Your instructions:
Present every line in which the string "points" appears.

Records to process:
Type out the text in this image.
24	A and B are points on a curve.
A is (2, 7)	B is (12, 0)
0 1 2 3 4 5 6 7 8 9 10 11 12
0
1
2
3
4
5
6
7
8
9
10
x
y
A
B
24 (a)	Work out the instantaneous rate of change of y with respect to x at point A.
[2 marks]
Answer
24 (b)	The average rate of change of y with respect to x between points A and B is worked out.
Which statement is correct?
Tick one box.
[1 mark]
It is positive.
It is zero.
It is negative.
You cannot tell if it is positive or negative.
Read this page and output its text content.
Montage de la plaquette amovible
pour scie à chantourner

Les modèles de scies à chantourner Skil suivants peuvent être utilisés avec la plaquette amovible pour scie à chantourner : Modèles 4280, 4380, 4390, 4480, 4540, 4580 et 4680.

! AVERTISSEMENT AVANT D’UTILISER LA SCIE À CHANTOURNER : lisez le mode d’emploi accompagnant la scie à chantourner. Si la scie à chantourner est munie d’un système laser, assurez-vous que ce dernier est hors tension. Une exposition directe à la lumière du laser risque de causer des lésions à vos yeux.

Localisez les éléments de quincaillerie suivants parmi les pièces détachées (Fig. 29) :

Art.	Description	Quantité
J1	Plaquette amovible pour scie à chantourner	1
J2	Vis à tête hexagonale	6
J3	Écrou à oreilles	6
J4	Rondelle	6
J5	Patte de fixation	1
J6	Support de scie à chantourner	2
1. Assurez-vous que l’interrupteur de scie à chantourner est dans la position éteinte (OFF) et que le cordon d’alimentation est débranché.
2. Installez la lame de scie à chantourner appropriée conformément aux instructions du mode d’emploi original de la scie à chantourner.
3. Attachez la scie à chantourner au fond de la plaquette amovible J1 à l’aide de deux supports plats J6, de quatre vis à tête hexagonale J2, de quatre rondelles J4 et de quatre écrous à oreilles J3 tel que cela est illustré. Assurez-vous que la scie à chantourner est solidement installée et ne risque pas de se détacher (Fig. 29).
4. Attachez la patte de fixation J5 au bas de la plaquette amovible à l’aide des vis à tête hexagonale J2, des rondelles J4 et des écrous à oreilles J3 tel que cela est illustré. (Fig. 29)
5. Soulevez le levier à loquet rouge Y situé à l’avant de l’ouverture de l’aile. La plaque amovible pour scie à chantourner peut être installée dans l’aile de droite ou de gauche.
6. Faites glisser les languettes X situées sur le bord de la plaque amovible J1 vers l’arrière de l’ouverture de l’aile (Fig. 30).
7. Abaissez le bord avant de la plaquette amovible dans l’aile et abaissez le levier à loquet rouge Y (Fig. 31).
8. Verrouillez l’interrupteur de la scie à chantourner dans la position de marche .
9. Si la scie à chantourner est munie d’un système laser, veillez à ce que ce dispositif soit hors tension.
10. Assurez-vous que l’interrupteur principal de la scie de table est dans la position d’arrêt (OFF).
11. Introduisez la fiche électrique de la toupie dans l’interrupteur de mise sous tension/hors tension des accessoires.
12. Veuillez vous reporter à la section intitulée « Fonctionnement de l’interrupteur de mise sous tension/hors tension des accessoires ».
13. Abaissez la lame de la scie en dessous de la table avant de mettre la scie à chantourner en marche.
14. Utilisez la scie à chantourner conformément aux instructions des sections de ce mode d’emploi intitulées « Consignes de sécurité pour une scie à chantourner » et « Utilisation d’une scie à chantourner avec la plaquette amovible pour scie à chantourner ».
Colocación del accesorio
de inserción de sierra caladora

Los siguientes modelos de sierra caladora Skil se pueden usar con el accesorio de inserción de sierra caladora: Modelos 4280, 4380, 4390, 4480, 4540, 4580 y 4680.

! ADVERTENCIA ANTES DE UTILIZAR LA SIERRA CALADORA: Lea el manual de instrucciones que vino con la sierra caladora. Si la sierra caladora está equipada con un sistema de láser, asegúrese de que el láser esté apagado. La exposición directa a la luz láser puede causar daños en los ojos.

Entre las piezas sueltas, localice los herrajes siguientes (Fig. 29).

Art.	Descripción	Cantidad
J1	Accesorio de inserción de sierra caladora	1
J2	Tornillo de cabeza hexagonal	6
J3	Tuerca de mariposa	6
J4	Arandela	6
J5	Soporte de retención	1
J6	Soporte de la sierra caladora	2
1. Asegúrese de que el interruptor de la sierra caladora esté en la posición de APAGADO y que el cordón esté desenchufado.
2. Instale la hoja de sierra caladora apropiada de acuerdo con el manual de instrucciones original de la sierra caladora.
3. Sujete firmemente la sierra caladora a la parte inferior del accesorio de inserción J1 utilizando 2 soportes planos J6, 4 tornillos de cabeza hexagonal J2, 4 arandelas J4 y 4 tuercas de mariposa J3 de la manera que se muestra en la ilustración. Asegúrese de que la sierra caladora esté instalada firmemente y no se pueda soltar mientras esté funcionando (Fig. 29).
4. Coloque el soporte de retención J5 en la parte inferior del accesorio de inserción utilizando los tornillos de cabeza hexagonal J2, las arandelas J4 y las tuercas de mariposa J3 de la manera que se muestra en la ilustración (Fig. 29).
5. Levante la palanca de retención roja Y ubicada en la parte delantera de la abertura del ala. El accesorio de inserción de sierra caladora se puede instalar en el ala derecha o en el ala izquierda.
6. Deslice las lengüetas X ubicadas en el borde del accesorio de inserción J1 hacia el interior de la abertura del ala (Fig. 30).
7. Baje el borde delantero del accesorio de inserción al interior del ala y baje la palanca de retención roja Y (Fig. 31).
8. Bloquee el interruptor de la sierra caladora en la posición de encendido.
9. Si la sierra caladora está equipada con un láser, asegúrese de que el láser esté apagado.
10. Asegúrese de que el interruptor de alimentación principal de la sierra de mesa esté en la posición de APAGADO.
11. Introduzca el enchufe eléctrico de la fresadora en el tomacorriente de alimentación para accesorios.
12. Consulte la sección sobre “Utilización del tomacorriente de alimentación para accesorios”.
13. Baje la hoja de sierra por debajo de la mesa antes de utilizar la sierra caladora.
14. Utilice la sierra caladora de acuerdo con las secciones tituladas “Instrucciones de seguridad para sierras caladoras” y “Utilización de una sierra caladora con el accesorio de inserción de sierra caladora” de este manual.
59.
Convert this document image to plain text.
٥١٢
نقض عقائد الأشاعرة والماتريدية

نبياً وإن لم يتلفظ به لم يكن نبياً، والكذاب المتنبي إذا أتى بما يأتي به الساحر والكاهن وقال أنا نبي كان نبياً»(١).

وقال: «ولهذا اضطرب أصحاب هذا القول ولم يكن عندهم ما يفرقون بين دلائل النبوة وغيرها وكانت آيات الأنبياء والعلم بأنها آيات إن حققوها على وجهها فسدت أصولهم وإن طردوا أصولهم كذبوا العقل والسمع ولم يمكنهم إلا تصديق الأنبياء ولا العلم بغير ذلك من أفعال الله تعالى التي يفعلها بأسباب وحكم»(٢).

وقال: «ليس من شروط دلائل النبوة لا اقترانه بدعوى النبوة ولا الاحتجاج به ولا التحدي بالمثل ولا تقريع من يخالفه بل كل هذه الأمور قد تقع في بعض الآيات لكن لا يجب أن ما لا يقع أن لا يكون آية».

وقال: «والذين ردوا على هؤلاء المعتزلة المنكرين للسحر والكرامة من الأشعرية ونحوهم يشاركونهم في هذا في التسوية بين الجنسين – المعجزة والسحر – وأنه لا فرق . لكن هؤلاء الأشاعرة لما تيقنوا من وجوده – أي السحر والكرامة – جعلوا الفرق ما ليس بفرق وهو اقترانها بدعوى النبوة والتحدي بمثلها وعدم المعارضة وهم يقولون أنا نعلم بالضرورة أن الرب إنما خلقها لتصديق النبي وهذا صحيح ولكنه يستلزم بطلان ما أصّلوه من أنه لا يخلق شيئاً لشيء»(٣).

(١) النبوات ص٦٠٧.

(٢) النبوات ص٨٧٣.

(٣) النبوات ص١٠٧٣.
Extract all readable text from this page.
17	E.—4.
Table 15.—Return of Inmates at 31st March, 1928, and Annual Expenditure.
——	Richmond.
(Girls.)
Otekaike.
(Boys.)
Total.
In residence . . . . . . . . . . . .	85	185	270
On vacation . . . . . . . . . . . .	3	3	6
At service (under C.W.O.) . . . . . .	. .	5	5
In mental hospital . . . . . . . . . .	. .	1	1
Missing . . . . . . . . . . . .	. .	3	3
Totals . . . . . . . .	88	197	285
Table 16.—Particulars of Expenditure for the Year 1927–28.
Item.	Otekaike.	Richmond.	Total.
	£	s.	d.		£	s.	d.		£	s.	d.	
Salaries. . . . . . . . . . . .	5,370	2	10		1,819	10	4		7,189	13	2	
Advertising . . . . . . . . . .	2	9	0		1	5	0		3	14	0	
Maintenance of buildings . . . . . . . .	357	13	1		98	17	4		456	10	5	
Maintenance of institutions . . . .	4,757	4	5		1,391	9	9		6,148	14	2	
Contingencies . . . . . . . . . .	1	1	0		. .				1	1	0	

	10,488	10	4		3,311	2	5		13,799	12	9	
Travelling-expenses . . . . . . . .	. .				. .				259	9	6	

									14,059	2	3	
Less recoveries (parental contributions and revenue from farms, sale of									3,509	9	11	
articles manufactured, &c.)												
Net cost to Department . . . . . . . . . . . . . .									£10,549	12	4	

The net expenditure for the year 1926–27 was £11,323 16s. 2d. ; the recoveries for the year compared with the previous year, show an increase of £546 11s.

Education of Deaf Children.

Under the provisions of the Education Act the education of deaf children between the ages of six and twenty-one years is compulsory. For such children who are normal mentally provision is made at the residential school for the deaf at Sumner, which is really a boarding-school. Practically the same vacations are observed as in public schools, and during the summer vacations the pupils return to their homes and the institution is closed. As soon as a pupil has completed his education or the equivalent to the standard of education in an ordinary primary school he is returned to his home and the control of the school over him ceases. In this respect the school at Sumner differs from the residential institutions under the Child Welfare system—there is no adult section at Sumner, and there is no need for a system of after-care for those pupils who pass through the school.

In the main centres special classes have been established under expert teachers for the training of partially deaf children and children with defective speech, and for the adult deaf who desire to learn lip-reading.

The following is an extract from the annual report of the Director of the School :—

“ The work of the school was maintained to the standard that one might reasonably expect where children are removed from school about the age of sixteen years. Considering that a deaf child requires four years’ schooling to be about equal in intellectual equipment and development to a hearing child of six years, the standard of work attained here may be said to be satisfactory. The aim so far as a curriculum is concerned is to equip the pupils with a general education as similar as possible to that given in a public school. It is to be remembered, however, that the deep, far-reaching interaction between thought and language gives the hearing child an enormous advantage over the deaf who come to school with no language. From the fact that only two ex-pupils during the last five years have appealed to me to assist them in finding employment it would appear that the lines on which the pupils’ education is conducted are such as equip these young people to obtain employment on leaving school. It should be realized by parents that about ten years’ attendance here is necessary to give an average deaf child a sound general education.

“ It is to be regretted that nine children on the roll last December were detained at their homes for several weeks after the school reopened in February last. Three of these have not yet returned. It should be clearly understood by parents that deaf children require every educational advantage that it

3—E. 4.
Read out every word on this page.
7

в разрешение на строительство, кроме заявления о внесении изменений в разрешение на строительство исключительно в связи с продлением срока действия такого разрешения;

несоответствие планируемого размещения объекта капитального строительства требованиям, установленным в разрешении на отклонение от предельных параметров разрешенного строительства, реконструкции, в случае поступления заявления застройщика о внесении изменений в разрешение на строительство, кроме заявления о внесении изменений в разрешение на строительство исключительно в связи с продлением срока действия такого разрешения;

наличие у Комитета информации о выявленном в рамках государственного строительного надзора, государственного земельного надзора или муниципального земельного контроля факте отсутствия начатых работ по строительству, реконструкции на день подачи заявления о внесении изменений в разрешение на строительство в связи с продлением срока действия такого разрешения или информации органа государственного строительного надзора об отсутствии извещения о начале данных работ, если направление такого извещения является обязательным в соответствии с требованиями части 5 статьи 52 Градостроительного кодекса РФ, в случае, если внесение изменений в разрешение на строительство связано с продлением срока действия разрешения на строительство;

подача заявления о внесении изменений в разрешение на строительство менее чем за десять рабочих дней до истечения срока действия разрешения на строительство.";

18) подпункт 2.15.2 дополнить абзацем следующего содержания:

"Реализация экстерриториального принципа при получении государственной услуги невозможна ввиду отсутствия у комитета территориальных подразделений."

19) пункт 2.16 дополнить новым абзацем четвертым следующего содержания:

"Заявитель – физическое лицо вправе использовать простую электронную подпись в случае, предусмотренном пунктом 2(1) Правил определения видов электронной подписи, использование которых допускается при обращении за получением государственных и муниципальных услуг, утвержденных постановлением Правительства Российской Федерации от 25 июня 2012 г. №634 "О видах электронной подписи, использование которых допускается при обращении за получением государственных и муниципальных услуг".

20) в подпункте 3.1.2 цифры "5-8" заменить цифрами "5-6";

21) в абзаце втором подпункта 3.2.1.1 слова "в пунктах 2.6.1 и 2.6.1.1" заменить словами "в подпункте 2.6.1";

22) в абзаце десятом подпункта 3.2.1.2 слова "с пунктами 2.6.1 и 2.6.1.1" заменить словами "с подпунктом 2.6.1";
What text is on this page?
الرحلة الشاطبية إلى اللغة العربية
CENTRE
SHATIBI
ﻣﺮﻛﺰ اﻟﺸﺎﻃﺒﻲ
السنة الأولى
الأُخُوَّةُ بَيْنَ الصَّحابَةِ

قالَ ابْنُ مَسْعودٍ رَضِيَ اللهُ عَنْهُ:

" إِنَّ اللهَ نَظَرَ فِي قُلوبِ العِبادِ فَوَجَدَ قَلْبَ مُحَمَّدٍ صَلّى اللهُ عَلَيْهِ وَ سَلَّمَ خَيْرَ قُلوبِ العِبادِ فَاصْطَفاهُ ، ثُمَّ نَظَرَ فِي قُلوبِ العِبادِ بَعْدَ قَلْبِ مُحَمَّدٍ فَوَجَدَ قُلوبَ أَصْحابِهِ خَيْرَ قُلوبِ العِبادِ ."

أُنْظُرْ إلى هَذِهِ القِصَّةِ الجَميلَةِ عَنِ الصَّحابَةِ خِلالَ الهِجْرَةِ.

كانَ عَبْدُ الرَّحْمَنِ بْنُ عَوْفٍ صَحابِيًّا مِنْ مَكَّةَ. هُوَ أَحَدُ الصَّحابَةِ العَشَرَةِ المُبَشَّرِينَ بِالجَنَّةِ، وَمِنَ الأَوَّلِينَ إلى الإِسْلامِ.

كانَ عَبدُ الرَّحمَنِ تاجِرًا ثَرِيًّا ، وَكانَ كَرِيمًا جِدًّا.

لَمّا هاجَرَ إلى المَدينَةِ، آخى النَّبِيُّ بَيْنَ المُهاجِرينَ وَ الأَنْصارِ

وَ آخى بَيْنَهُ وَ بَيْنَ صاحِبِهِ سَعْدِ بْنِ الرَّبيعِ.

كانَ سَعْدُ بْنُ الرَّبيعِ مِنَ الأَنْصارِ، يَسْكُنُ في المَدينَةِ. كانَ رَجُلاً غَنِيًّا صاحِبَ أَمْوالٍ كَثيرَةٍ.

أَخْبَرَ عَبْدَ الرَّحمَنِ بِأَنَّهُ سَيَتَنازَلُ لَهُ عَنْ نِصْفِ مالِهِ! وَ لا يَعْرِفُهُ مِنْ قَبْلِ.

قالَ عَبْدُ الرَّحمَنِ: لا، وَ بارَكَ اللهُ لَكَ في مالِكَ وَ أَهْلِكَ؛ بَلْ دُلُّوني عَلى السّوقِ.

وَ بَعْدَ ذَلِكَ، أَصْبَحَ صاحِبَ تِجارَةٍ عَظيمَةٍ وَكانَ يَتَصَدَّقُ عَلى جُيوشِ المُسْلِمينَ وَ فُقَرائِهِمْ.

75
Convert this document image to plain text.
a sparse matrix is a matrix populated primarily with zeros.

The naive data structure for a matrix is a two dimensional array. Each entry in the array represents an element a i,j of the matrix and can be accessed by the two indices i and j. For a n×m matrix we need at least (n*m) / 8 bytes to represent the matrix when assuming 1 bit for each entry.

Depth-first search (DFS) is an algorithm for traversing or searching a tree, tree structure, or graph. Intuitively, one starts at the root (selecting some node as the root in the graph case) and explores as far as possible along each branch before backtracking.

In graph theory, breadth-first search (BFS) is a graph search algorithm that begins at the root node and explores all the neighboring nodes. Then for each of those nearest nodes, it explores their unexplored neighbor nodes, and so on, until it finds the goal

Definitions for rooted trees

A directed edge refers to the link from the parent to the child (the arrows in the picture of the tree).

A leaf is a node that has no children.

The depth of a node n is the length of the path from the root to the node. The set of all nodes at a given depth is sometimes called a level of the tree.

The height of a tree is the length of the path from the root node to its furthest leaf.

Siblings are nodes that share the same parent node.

Task answer:
24	A and B are points on a curve.
24 (b)	The average rate of change of y with respect to x between points A and B is worked out.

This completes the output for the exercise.